→ **WORK ORDER**:
Answer these questions from the text on Aristotle's On Generation and Corruption:
1. What other title is the treatise known by?
2. Which four physical contraries are named among its primary themes?
3. What two examples of one substance changing into another are given for generation?

→ **TEXT PROVIDED**:

-- Opening Marker --

On Generation and Corruption (; ), also known as On Coming to Be and Passing Away is a treatise by Aristotle. Like many of his texts, it is both scientific, part of Aristotle's biology, and philosophic. The philosophy is essentially empirical; as in all of Aristotle's works, the inferences made about the unexperienced and unobservable are based on observations and real experiences.

Overview

The question raised at the beginning of the text builds on an idea from Aristotle's earlier work The Physics. Namely, whether things come into being through causes, through some prime material, or whether everything is generated purely through "alteration."

Alteration concerned itself with the ability for elements to change based on common and uncommon qualities.

From this important work Aristotle gives us two of his most remembered contributions. First, the Four Causes and also the Four Elements (earth, wind, fire, and water). He uses these four elements to provide an explanation for the theories of other Greeks concerning atoms, an idea Aristotle considered absurd.

The work is connected with De Caelo and Meteorology, and plays a significant preparatory role to the biological and physiological texts.

Among the primary themes is an investigation of physical contraries (hot, cold, dry, and moist) and the sorts of processes and types of composition that they form in nature and biology. The theory put forward is meant to secure its position by elucidation the meaning of agent and patient, contact, process of generation, alteration, mixture, all things which his predecessors had failed to understand. It is thus, in some ways, more similar to the Physics, which is more general, clarifying the general notions of change, cause, matter, and form. It has not moved fully into an applied investigations found in the above-mentioned scientific texts.

Generation and corruption

Aristotle outlined the types of change in Categories and Physics. Generation and corruption, also referred to as coming-to-be and passing-away, are opposites and differ from all other forms of change. It is not a change of place, like moving up or down, nor an alteration like warming or cooling, nor again, is it a change in size, like growing and diminishing. Instead, generation is an ultimate sort of change: changing from one substantial form to another (observed in phase changes like boiling, evaporation, burning, etc.), as water changes into air, or earth into fire.

-- Closing Marker --

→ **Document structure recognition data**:
-- Opening Marker --

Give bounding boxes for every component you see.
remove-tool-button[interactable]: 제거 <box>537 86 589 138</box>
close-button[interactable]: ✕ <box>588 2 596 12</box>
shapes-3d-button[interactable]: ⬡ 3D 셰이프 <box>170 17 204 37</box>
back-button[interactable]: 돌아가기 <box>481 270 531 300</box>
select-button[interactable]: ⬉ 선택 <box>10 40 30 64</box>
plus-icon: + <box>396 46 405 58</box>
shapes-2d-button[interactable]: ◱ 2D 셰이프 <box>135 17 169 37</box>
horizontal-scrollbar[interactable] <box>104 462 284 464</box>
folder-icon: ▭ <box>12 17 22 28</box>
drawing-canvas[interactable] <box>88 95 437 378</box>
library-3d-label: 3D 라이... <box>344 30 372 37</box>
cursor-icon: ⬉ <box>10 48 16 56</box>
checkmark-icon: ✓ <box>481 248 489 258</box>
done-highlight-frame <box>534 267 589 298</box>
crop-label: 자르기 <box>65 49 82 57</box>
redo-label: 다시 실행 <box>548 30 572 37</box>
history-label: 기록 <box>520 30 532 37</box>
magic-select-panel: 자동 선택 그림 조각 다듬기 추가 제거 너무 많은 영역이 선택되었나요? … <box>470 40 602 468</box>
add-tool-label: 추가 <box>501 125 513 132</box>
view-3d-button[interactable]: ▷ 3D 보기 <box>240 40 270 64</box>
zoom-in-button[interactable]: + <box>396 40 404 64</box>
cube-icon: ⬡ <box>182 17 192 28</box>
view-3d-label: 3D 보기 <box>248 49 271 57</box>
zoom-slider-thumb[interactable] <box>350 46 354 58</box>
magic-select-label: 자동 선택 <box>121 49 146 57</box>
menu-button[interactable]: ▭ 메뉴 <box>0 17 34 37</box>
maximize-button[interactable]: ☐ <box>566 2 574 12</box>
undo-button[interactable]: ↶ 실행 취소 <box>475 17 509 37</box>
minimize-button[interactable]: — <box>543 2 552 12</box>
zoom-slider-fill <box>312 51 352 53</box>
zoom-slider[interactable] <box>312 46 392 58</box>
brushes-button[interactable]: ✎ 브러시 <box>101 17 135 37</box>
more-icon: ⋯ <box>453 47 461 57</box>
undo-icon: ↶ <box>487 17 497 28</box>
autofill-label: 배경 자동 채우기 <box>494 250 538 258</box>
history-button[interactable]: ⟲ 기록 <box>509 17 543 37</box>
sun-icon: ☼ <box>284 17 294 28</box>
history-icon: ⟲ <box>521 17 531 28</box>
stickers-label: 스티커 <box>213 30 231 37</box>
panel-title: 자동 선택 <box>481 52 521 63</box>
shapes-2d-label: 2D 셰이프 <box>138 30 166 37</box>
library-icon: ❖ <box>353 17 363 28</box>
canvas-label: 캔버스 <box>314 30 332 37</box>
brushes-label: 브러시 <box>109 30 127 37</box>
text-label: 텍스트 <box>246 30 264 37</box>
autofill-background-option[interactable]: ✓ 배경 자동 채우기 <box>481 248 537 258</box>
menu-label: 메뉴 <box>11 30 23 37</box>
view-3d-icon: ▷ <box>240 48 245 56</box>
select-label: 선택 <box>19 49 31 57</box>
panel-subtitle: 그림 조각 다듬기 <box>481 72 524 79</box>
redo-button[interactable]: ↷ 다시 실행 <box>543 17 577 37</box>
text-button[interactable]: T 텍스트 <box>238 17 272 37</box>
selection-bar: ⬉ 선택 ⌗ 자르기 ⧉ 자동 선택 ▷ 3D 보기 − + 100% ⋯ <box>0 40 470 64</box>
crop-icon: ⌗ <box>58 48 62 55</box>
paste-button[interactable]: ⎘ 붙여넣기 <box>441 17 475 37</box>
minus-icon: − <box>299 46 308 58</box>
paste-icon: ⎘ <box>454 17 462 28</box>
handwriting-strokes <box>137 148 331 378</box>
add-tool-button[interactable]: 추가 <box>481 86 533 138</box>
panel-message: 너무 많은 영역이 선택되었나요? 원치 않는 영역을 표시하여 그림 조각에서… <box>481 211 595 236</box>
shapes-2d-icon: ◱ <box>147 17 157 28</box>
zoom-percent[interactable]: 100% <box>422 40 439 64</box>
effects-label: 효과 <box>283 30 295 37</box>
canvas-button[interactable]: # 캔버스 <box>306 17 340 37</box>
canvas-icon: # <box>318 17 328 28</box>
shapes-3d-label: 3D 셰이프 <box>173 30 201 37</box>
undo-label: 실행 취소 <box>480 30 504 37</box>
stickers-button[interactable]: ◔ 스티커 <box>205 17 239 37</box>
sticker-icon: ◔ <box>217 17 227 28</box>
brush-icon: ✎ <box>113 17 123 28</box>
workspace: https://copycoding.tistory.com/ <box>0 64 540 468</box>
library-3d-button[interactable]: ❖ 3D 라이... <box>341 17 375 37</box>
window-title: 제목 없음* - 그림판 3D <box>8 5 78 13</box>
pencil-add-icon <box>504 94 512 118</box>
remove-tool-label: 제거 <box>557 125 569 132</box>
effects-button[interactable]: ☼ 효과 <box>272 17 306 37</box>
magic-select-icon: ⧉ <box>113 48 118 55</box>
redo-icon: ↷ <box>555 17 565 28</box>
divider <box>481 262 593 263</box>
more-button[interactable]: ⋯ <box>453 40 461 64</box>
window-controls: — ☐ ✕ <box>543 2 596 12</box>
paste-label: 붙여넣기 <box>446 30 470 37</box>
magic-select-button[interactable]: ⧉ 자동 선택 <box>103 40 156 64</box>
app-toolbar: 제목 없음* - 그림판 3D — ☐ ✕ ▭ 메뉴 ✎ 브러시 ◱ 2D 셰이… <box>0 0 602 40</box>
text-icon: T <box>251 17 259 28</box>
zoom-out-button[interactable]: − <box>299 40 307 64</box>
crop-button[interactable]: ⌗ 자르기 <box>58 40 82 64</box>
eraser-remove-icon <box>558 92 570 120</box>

-- Closing Marker --

→ **COMPLETED TASK**:
1. On Coming to Be and Passing Away
2. Hot, cold, dry, and moist
3. Water changing into air, and earth changing into fire